Exercise instructions
From the entries below, please gather each line containing the string "Relative".

Items
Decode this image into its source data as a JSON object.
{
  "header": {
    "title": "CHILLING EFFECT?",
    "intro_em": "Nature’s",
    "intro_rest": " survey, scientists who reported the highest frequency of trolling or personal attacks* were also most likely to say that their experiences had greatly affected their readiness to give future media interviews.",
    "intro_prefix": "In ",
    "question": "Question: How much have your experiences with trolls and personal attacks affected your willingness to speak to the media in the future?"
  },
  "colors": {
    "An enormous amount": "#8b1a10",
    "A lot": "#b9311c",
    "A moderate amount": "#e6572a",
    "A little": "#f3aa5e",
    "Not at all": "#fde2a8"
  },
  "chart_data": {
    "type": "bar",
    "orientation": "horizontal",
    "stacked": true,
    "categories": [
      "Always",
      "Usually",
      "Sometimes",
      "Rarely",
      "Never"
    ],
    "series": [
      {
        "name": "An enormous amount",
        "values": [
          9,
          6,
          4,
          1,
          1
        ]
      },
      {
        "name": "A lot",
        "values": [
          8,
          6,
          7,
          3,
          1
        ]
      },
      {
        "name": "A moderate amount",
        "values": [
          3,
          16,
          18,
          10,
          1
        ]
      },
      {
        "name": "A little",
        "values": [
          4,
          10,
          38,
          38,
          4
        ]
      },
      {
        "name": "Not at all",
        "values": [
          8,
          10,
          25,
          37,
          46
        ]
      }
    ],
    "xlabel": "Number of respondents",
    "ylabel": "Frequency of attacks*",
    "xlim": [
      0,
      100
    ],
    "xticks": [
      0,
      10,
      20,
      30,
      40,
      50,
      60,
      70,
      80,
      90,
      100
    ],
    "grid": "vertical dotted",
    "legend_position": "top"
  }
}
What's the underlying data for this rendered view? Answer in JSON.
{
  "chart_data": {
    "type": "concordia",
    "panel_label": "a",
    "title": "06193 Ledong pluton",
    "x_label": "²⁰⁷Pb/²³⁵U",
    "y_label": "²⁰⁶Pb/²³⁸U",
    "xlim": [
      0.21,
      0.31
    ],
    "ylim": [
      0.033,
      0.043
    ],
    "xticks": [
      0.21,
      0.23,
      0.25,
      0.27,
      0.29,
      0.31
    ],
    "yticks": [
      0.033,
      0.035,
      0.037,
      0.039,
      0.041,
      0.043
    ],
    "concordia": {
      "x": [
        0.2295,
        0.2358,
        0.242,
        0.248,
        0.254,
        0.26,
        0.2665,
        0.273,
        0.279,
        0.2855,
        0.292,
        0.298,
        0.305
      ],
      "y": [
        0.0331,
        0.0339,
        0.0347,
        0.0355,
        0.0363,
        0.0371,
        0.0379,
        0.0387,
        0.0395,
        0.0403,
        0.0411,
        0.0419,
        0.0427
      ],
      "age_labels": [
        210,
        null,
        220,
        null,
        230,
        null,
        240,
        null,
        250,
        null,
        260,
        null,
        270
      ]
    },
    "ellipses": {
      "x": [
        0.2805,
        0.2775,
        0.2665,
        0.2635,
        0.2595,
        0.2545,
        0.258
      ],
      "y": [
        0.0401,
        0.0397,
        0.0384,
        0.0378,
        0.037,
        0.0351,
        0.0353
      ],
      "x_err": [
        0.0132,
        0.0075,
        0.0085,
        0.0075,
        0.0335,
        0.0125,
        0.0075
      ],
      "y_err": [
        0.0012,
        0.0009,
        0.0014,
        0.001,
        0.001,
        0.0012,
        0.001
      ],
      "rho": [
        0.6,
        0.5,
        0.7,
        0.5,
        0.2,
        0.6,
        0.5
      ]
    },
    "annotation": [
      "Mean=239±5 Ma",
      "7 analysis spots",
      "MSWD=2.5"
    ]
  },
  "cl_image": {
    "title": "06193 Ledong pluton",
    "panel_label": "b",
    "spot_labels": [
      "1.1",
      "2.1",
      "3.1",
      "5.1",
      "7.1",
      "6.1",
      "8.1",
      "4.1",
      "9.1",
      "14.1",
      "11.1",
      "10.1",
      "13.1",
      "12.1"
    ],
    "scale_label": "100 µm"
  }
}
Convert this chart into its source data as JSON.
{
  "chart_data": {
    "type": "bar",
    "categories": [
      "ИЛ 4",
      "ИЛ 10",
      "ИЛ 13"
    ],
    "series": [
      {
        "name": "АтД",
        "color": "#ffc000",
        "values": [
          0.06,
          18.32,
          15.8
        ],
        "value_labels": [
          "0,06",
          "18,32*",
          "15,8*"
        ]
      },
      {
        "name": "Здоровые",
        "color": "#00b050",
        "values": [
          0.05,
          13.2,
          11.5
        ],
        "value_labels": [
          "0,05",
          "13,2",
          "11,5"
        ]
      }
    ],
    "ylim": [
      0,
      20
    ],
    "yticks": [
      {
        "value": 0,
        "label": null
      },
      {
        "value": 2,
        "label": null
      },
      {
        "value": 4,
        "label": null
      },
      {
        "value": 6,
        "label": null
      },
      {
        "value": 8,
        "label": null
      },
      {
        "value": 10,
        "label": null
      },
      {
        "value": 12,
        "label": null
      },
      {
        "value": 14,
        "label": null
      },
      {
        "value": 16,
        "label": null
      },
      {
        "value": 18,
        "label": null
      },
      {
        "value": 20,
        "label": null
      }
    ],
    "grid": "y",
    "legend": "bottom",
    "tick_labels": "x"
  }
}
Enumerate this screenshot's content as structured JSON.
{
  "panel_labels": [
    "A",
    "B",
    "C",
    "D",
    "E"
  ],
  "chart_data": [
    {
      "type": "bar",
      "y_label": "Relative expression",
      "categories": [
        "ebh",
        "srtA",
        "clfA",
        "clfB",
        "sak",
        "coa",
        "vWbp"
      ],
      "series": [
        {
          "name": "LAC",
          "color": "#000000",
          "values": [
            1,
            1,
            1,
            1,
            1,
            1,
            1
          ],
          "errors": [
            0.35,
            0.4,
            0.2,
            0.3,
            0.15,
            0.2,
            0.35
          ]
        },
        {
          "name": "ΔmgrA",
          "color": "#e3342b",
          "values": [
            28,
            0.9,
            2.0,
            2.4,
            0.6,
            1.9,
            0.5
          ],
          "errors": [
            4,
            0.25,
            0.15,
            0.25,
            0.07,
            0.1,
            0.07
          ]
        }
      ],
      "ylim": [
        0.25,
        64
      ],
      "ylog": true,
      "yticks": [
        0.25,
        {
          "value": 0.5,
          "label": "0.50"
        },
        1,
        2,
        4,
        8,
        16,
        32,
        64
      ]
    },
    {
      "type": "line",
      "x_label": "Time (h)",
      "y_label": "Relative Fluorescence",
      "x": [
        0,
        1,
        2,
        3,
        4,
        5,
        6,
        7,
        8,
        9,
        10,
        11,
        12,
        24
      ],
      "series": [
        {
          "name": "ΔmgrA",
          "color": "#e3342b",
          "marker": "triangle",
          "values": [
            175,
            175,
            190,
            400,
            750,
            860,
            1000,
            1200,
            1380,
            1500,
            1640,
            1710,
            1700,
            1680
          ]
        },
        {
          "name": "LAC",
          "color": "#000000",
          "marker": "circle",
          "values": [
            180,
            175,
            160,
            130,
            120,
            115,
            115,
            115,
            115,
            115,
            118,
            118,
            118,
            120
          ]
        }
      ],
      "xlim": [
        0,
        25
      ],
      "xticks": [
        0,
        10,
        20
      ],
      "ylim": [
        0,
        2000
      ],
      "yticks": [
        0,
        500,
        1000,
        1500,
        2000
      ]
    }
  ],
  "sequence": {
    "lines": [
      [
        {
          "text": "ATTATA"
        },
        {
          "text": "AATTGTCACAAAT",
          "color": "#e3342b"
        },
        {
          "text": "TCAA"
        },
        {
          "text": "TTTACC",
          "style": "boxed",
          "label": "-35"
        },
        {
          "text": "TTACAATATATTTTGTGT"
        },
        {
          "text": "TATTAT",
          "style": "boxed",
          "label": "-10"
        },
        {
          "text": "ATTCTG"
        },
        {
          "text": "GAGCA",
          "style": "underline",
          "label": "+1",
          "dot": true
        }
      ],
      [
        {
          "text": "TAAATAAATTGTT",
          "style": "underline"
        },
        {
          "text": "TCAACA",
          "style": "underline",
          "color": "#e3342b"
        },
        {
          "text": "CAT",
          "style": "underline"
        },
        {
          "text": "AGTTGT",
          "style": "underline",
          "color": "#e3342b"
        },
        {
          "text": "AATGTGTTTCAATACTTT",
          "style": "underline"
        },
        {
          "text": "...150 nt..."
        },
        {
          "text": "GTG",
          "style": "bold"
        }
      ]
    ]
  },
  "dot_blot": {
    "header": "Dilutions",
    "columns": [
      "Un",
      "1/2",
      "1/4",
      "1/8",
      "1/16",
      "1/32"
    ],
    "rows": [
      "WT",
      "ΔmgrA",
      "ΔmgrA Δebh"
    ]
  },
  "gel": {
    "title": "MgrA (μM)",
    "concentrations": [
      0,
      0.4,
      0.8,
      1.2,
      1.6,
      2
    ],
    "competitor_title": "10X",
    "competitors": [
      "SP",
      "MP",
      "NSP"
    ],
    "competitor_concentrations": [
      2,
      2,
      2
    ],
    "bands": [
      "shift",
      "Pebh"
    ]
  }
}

The reply
      "y_label": "Relative expression",
      "y_label": "Relative Fluorescence",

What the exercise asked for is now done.